• **AIM OF THE TASK**:
Identify the lines that contain the string "third", then copy each of them.

• **RECORD SET**:
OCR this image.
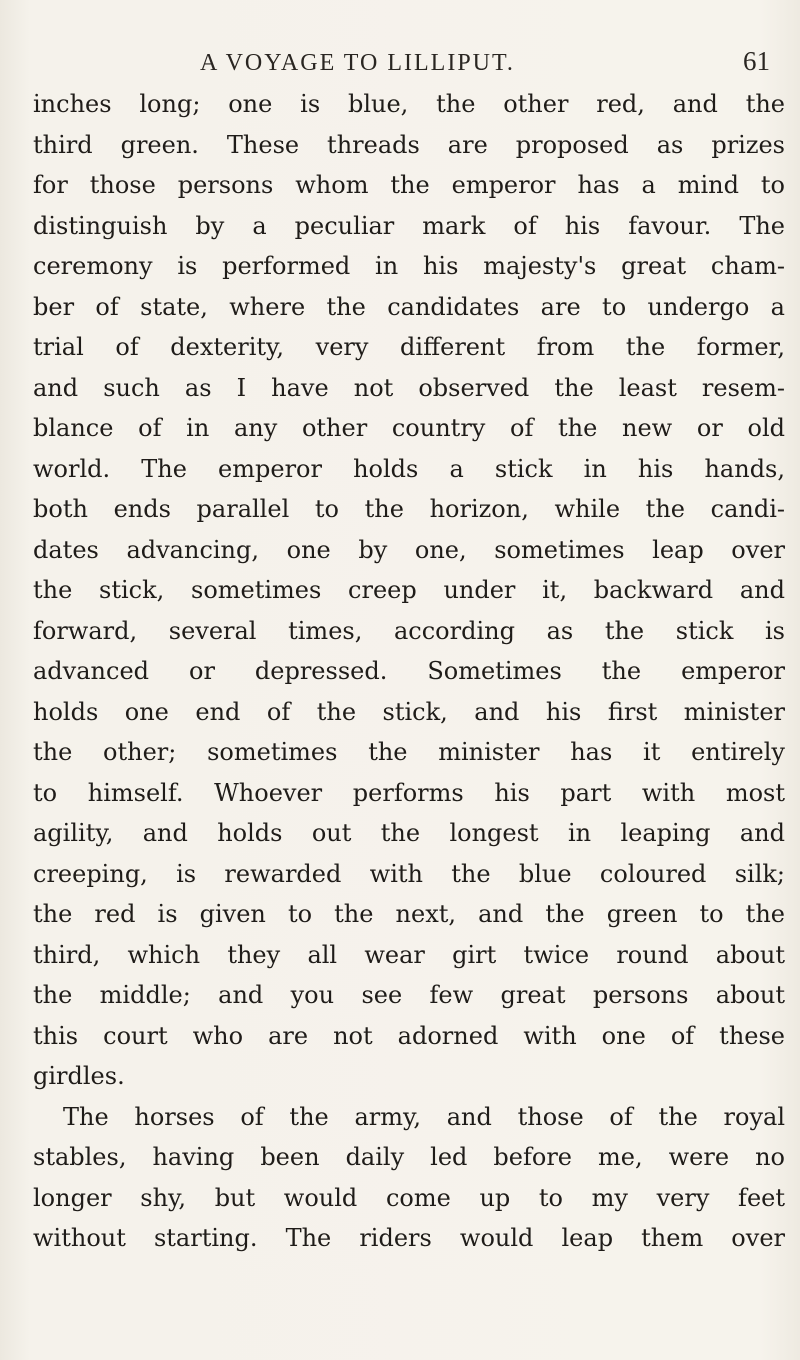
A VOYAGE TO LILLIPUT.	61
inches long; one is blue, the other red, and the
third green. These threads are proposed as prizes
for those persons whom the emperor has a mind to
distinguish by a peculiar mark of his favour. The
ceremony is performed in his majesty's great cham-
ber of state, where the candidates are to undergo a
trial of dexterity, very different from the former,
and such as I have not observed the least resem-
blance of in any other country of the new or old
world. The emperor holds a stick in his hands,
both ends parallel to the horizon, while the candi-
dates advancing, one by one, sometimes leap over
the stick, sometimes creep under it, backward and
forward, several times, according as the stick is
advanced or depressed. Sometimes the emperor
holds one end of the stick, and his first minister
the other; sometimes the minister has it entirely
to himself. Whoever performs his part with most
agility, and holds out the longest in leaping and
creeping, is rewarded with the blue coloured silk;
the red is given to the next, and the green to the
third, which they all wear girt twice round about
the middle; and you see few great persons about
this court who are not adorned with one of these
girdles.
The horses of the army, and those of the royal
stables, having been daily led before me, were no
longer shy, but would come up to my very feet
without starting. The riders would leap them over
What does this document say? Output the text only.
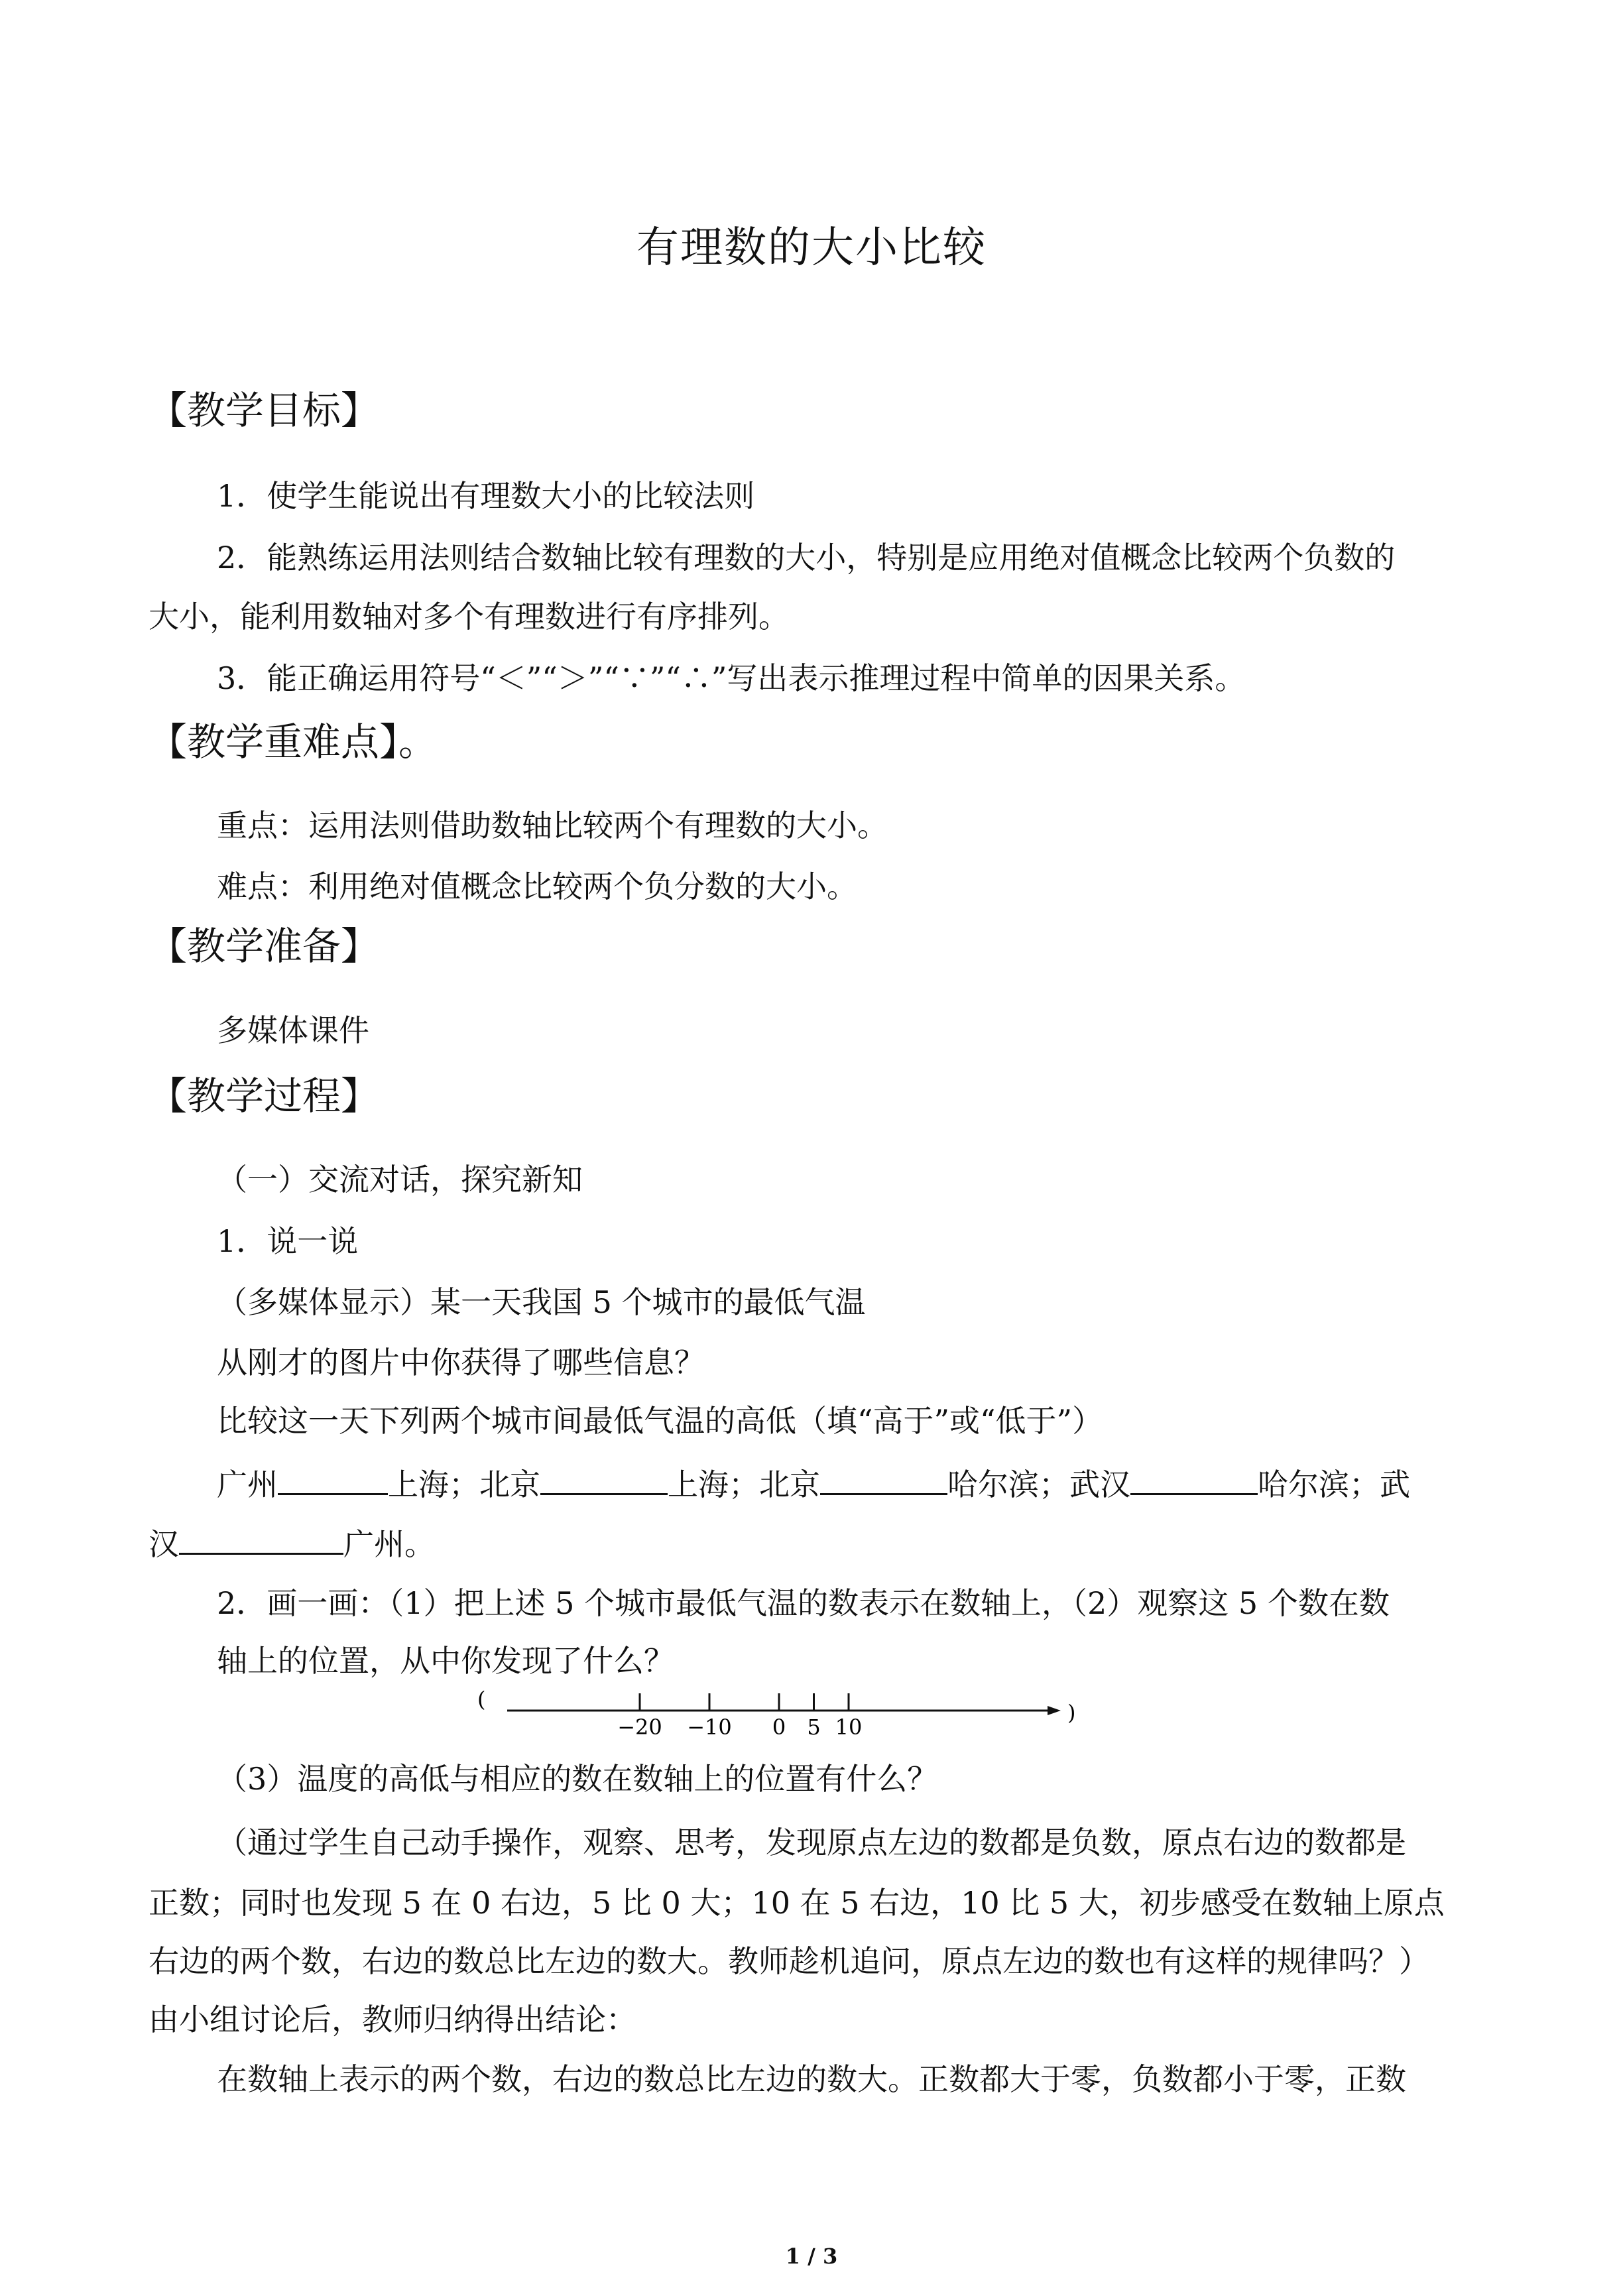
有理数的大小比较
【教学目标】
1．使学生能说出有理数大小的比较法则
2．能熟练运用法则结合数轴比较有理数的大小，特别是应用绝对值概念比较两个负数的
大小，能利用数轴对多个有理数进行有序排列。
3．能正确运用符号“＜”“＞”“∵”“∴”写出表示推理过程中简单的因果关系。
【教学重难点】。
重点：运用法则借助数轴比较两个有理数的大小。
难点：利用绝对值概念比较两个负分数的大小。
【教学准备】
多媒体课件
【教学过程】
（一）交流对话，探究新知
1．说一说
（多媒体显示）某一天我国 5 个城市的最低气温
从刚才的图片中你获得了哪些信息？
比较这一天下列两个城市间最低气温的高低（填“高于”或“低于”）
广州	上海；北京	上海；北京	哈尔滨；武汉	哈尔滨；武
汉	广州。
2．画一画：（1）把上述 5 个城市最低气温的数表示在数轴上，（2）观察这 5 个数在数
轴上的位置，从中你发现了什么？
(
)
−20 −10 0 5 10
（3）温度的高低与相应的数在数轴上的位置有什么？
（通过学生自己动手操作，观察、思考，发现原点左边的数都是负数，原点右边的数都是
正数；同时也发现 5 在 0 右边，5 比 0 大；10 在 5 右边，10 比 5 大，初步感受在数轴上原点
右边的两个数，右边的数总比左边的数大。教师趁机追问，原点左边的数也有这样的规律吗？）
由小组讨论后，教师归纳得出结论：
在数轴上表示的两个数，右边的数总比左边的数大。正数都大于零，负数都小于零，正数
1 / 3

• **OUTPUT FOR THIS TASK**:
third green. These threads are proposed as prizes
third, which they all wear girt twice round about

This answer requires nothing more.